On a qualifié l'indépendance de la magistrature d' « élément vital du caractère constitutionnel des sociétés démocratiques » (Beauregard, page 70) qui « existe au profit de la personne jugée et non des juges » (Ell, paragraphe 29). L'indépendance est essentielle en raison du rôle des juges en tant que protecteurs de la Constitution et des valeurs fondamentales qui s'y trouvent, notamment la primauté du droit, la justice fondamentale, l'égalité et la préservation du processus démocratique (Beauregard, page 70).

[Je souligne]

 

 

L'alinéa 11d) de la Charte « s'applique aux tribunaux qui se prononcent sur la culpabilité de personnes accusées d'une infraction criminelle » : voir Ell c. Alberta, [2003] 1 R.C.S. 857, au paragraphe 18.

 

[41]           La notion d'indépendance de la magistrature a évolué au cours des dernières années. Aux paragraphes 2 et 3 de l'arrêt Assoc. des juges de la Cour provinciale du Nouveau-Brunswick, précité, la Cour suprême écrit :

 

2 La notion d'indépendance de la magistrature a évolué avec le temps. En effet, « [l]es idées ont évolué au cours des années sur ce qui idéalement peut être requis, sur le plan du fond comme sur celui de la procédure, pour assurer une indépendance judiciaire [...] Les opinions diffèrent sur ce qui est nécessaire ou souhaitable, ou encore réalisable » (Valente c. La Reine, [1985] 2 R.C.S. 673, p. 692, le juge Le Dain).

 

3 Cette évolution est manifeste dans le contexte de la rémunération des juges. Dans Valente, p. 706, le juge Le Dain a précisé que l'essentiel était non pas que la rémunération des juges soit fixée par un comité indépendant, mais que la loi prévoie le droit du juge de cour provinciale à un traitement. En 1997, il est devenu clair qu'il ne suffisait plus de laisser au corps législatif le soin de fixer le salaire des juges. Dans le Renvoi relatif à la rémunération des juges de la Cour provinciale de l'Île-du-Prince-Édouard, [1997] 3 R.C.S. 3 (« Renvoi »), la Cour a statué qu'il fallait recourir à des commissions indépendantes pour améliorer le mécanisme permettant [page 301] de garantir l'indépendance de la magistrature, mais qu'il n'était pas nécessaire de donner un caractère obligatoire à leurs recommandations. La création de ces commissions avait pour but de dépolitiser le mécanisme d'examen de la rémunération et d'éviter un affrontement entre les gouvernements et la magistrature. Le Renvoi n'a toutefois pas apporté la solution espérée et il faut maintenant aller plus loin.

Données fournies
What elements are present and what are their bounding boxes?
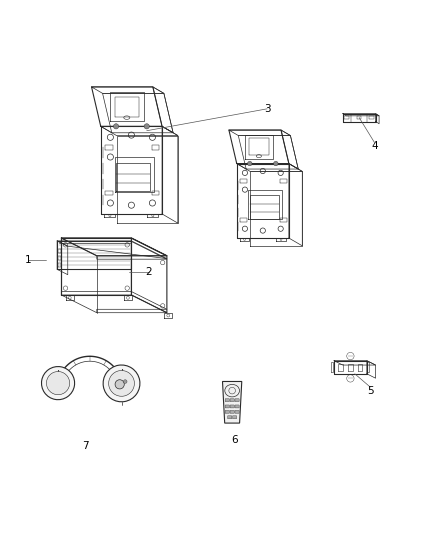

Consigne
Reprenez mot pour mot, dans le texte sur l'indépendance des juges, tout ce qui va de « L'alinéa 11d) de » jusqu'à « au paragraphe 18. ».

Résultat obtenu
L'alinéa 11d) de la Charte « s'applique aux tribunaux qui se prononcent sur la culpabilité de personnes accusées d'une infraction criminelle » : voir Ell c. Alberta, [2003] 1 R.C.S. 857, au paragraphe 18.